Extracted records:
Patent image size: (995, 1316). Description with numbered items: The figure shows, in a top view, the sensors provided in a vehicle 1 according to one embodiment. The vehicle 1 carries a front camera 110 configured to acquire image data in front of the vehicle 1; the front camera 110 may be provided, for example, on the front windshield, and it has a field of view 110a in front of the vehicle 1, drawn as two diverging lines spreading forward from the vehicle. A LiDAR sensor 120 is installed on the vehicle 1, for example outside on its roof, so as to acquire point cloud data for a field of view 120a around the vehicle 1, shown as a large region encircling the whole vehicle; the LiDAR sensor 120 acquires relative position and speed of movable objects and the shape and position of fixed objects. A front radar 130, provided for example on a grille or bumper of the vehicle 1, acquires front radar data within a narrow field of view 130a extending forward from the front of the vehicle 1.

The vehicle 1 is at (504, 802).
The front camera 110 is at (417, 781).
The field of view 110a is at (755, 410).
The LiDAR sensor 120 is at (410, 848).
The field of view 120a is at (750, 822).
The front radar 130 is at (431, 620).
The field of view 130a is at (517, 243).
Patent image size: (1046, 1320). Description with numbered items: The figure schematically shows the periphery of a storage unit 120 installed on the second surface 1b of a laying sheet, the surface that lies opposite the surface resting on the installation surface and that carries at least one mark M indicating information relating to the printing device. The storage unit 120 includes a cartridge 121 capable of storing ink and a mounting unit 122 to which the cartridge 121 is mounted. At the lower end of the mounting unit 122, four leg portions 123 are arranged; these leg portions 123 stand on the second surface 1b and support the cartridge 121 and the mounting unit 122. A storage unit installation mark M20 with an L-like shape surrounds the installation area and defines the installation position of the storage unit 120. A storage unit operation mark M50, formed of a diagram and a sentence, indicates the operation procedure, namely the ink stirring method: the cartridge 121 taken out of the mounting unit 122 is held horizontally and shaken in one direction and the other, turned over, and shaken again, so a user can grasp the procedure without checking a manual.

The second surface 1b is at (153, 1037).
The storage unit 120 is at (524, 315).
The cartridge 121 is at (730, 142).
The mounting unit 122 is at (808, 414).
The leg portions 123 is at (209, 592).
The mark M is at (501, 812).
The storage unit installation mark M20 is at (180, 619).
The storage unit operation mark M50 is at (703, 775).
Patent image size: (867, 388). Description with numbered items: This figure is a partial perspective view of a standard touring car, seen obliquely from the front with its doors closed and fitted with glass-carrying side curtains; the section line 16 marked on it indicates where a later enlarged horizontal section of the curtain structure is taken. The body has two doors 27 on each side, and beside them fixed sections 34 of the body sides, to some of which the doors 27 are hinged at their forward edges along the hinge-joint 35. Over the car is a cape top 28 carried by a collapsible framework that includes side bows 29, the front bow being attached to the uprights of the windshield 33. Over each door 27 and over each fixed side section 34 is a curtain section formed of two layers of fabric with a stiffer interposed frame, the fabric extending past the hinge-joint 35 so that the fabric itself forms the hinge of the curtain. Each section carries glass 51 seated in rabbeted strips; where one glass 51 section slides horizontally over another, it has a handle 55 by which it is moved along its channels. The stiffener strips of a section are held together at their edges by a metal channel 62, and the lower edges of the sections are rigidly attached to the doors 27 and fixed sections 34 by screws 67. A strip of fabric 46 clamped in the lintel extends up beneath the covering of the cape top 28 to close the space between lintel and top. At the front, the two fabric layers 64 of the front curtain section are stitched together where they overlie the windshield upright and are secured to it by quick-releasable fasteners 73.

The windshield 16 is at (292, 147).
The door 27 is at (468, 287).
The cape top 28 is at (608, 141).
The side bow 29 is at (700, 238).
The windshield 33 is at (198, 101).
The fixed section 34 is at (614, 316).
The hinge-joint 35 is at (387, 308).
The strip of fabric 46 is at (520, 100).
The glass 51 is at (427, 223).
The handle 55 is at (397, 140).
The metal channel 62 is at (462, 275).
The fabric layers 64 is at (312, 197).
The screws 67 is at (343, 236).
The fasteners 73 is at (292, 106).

YOUR INSTRUCTIONS:
Reproduce every one of the items above, renaming "Patent image size" to "Drawing dimensions" wherever it occurs and leaving everything else unchanged.

TASK ANSWER:
Drawing dimensions: (995, 1316). Description with numbered items: The figure shows, in a top view, the sensors provided in a vehicle 1 according to one embodiment. The vehicle 1 carries a front camera 110 configured to acquire image data in front of the vehicle 1; the front camera 110 may be provided, for example, on the front windshield, and it has a field of view 110a in front of the vehicle 1, drawn as two diverging lines spreading forward from the vehicle. A LiDAR sensor 120 is installed on the vehicle 1, for example outside on its roof, so as to acquire point cloud data for a field of view 120a around the vehicle 1, shown as a large region encircling the whole vehicle; the LiDAR sensor 120 acquires relative position and speed of movable objects and the shape and position of fixed objects. A front radar 130, provided for example on a grille or bumper of the vehicle 1, acquires front radar data within a narrow field of view 130a extending forward from the front of the vehicle 1.

The vehicle 1 is at (504, 802).
The front camera 110 is at (417, 781).
The field of view 110a is at (755, 410).
The LiDAR sensor 120 is at (410, 848).
The field of view 120a is at (750, 822).
The front radar 130 is at (431, 620).
The field of view 130a is at (517, 243).
Drawing dimensions: (1046, 1320). Description with numbered items: The figure schematically shows the periphery of a storage unit 120 installed on the second surface 1b of a laying sheet, the surface that lies opposite the surface resting on the installation surface and that carries at least one mark M indicating information relating to the printing device. The storage unit 120 includes a cartridge 121 capable of storing ink and a mounting unit 122 to which the cartridge 121 is mounted. At the lower end of the mounting unit 122, four leg portions 123 are arranged; these leg portions 123 stand on the second surface 1b and support the cartridge 121 and the mounting unit 122. A storage unit installation mark M20 with an L-like shape surrounds the installation area and defines the installation position of the storage unit 120. A storage unit operation mark M50, formed of a diagram and a sentence, indicates the operation procedure, namely the ink stirring method: the cartridge 121 taken out of the mounting unit 122 is held horizontally and shaken in one direction and the other, turned over, and shaken again, so a user can grasp the procedure without checking a manual.

The second surface 1b is at (153, 1037).
The storage unit 120 is at (524, 315).
The cartridge 121 is at (730, 142).
The mounting unit 122 is at (808, 414).
The leg portions 123 is at (209, 592).
The mark M is at (501, 812).
The storage unit installation mark M20 is at (180, 619).
The storage unit operation mark M50 is at (703, 775).
Drawing dimensions: (867, 388). Description with numbered items: This figure is a partial perspective view of a standard touring car, seen obliquely from the front with its doors closed and fitted with glass-carrying side curtains; the section line 16 marked on it indicates where a later enlarged horizontal section of the curtain structure is taken. The body has two doors 27 on each side, and beside them fixed sections 34 of the body sides, to some of which the doors 27 are hinged at their forward edges along the hinge-joint 35. Over the car is a cape top 28 carried by a collapsible framework that includes side bows 29, the front bow being attached to the uprights of the windshield 33. Over each door 27 and over each fixed side section 34 is a curtain section formed of two layers of fabric with a stiffer interposed frame, the fabric extending past the hinge-joint 35 so that the fabric itself forms the hinge of the curtain. Each section carries glass 51 seated in rabbeted strips; where one glass 51 section slides horizontally over another, it has a handle 55 by which it is moved along its channels. The stiffener strips of a section are held together at their edges by a metal channel 62, and the lower edges of the sections are rigidly attached to the doors 27 and fixed sections 34 by screws 67. A strip of fabric 46 clamped in the lintel extends up beneath the covering of the cape top 28 to close the space between lintel and top. At the front, the two fabric layers 64 of the front curtain section are stitched together where they overlie the windshield upright and are secured to it by quick-releasable fasteners 73.

The windshield 16 is at (292, 147).
The door 27 is at (468, 287).
The cape top 28 is at (608, 141).
The side bow 29 is at (700, 238).
The windshield 33 is at (198, 101).
The fixed section 34 is at (614, 316).
The hinge-joint 35 is at (387, 308).
The strip of fabric 46 is at (520, 100).
The glass 51 is at (427, 223).
The handle 55 is at (397, 140).
The metal channel 62 is at (462, 275).
The fabric layers 64 is at (312, 197).
The screws 67 is at (343, 236).
The fasteners 73 is at (292, 106).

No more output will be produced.